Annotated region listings
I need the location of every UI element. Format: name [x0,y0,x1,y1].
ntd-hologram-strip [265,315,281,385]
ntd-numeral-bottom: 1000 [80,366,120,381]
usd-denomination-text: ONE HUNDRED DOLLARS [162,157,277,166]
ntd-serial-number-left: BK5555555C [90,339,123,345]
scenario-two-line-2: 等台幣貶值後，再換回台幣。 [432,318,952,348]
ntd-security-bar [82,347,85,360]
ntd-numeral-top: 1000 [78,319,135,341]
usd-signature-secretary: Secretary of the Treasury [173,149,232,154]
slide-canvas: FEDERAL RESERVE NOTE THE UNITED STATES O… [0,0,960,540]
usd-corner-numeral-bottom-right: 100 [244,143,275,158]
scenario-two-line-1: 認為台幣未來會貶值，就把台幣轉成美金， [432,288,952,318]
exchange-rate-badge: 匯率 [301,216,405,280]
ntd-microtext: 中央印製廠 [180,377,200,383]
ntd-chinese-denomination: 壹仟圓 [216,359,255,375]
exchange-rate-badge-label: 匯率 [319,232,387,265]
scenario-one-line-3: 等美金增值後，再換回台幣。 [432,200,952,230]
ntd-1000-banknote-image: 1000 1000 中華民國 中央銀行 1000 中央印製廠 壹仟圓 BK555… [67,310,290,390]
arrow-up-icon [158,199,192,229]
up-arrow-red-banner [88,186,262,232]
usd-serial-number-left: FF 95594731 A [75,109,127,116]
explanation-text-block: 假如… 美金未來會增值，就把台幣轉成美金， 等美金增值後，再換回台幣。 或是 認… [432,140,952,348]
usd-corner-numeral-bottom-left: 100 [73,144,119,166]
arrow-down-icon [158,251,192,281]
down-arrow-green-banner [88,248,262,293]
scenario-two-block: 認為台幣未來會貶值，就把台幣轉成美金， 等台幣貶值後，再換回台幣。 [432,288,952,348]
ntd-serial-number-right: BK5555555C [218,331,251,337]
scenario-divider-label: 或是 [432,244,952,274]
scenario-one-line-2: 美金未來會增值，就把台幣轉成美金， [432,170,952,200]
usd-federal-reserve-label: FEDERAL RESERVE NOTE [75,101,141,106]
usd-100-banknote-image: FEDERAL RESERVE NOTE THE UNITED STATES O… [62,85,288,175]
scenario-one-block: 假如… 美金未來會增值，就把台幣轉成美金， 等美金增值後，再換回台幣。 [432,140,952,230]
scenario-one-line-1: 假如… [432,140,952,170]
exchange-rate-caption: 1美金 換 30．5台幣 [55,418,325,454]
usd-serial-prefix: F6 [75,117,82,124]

**Exercise instructions:** Reproduce every entry above, substituting "twd" for each occurrence of "ntd" and leaving all other text unchanged.

**Solution:**
I need the location of every UI element. Format: name [x0,y0,x1,y1].
twd-hologram-strip [265,315,281,385]
twd-numeral-bottom: 1000 [80,366,120,381]
usd-denomination-text: ONE HUNDRED DOLLARS [162,157,277,166]
twd-serial-number-left: BK5555555C [90,339,123,345]
scenario-two-line-2: 等台幣貶值後，再換回台幣。 [432,318,952,348]
twd-security-bar [82,347,85,360]
twd-numeral-top: 1000 [78,319,135,341]
usd-signature-secretary: Secretary of the Treasury [173,149,232,154]
slide-canvas: FEDERAL RESERVE NOTE THE UNITED STATES O… [0,0,960,540]
usd-corner-numeral-bottom-right: 100 [244,143,275,158]
scenario-two-line-1: 認為台幣未來會貶值，就把台幣轉成美金， [432,288,952,318]
exchange-rate-badge: 匯率 [301,216,405,280]
twd-microtext: 中央印製廠 [180,377,200,383]
twd-chinese-denomination: 壹仟圓 [216,359,255,375]
exchange-rate-badge-label: 匯率 [319,232,387,265]
scenario-one-line-3: 等美金增值後，再換回台幣。 [432,200,952,230]
twd-1000-banknote-image: 1000 1000 中華民國 中央銀行 1000 中央印製廠 壹仟圓 BK555… [67,310,290,390]
arrow-up-icon [158,199,192,229]
up-arrow-red-banner [88,186,262,232]
usd-serial-number-left: FF 95594731 A [75,109,127,116]
explanation-text-block: 假如… 美金未來會增值，就把台幣轉成美金， 等美金增值後，再換回台幣。 或是 認… [432,140,952,348]
usd-corner-numeral-bottom-left: 100 [73,144,119,166]
arrow-down-icon [158,251,192,281]
down-arrow-green-banner [88,248,262,293]
scenario-two-block: 認為台幣未來會貶值，就把台幣轉成美金， 等台幣貶值後，再換回台幣。 [432,288,952,348]
twd-serial-number-right: BK5555555C [218,331,251,337]
scenario-divider-label: 或是 [432,244,952,274]
scenario-one-line-2: 美金未來會增值，就把台幣轉成美金， [432,170,952,200]
usd-federal-reserve-label: FEDERAL RESERVE NOTE [75,101,141,106]
usd-100-banknote-image: FEDERAL RESERVE NOTE THE UNITED STATES O… [62,85,288,175]
scenario-one-block: 假如… 美金未來會增值，就把台幣轉成美金， 等美金增值後，再換回台幣。 [432,140,952,230]
scenario-one-line-1: 假如… [432,140,952,170]
exchange-rate-caption: 1美金 換 30．5台幣 [55,418,325,454]
usd-serial-prefix: F6 [75,117,82,124]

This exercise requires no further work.